__REQUIREMENTS__: Each entry below must be repeated exactly, with pictures left out.

__DATASET EXCERPTS__:
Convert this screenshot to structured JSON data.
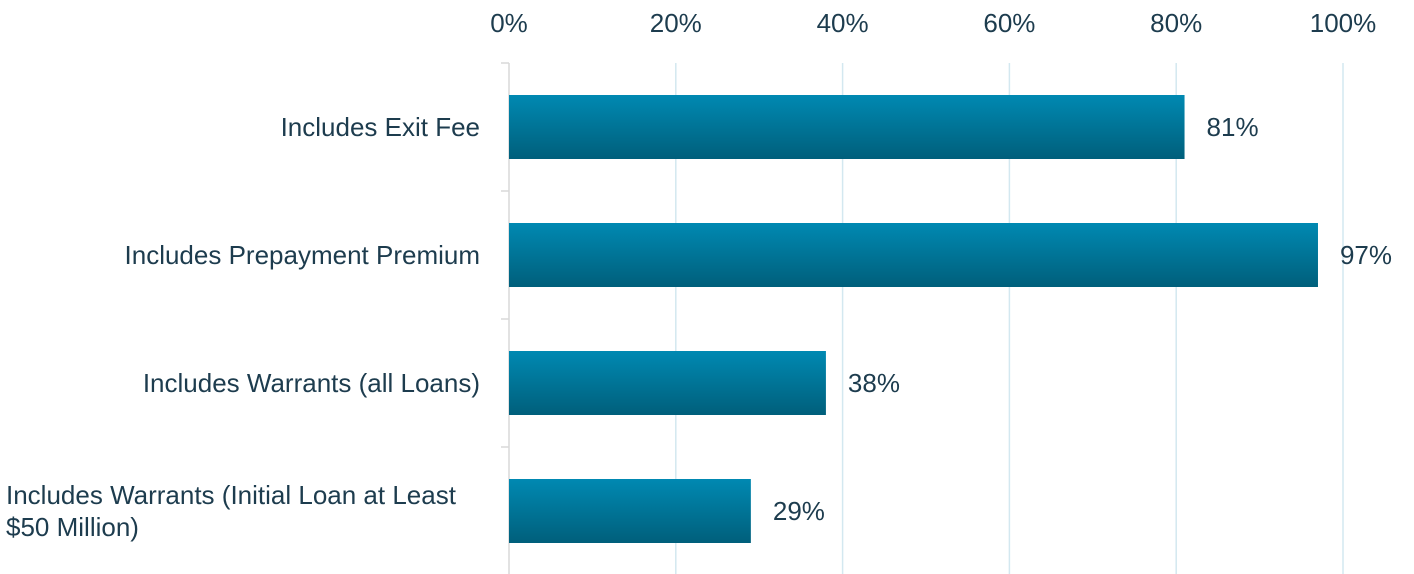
{
  "chart_data": {
    "type": "bar",
    "orientation": "horizontal",
    "categories": [
      "Includes Exit Fee",
      "Includes Prepayment Premium",
      "Includes Warrants (all Loans)",
      "Includes Warrants (Initial Loan at Least $50 Million)"
    ],
    "values": [
      81,
      97,
      38,
      29
    ],
    "value_labels": [
      "81%",
      "97%",
      "38%",
      "29%"
    ],
    "color": "#00789c",
    "xlim": [
      0,
      100
    ],
    "xticks": [
      {
        "value": 0,
        "label": "0%"
      },
      {
        "value": 20,
        "label": "20%"
      },
      {
        "value": 40,
        "label": "40%"
      },
      {
        "value": 60,
        "label": "60%"
      },
      {
        "value": 80,
        "label": "80%"
      },
      {
        "value": 100,
        "label": "100%"
      }
    ],
    "grid": true
  }
}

__REPLY TO THE TASK__:
Convert this screenshot to structured JSON data.
{
  "chart_data": {
    "type": "bar",
    "orientation": "horizontal",
    "categories": [
      "Includes Exit Fee",
      "Includes Prepayment Premium",
      "Includes Warrants (all Loans)",
      "Includes Warrants (Initial Loan at Least $50 Million)"
    ],
    "values": [
      81,
      97,
      38,
      29
    ],
    "value_labels": [
      "81%",
      "97%",
      "38%",
      "29%"
    ],
    "color": "#00789c",
    "xlim": [
      0,
      100
    ],
    "xticks": [
      {
        "value": 0,
        "label": "0%"
      },
      {
        "value": 20,
        "label": "20%"
      },
      {
        "value": 40,
        "label": "40%"
      },
      {
        "value": 60,
        "label": "60%"
      },
      {
        "value": 80,
        "label": "80%"
      },
      {
        "value": 100,
        "label": "100%"
      }
    ],
    "grid": true
  }
}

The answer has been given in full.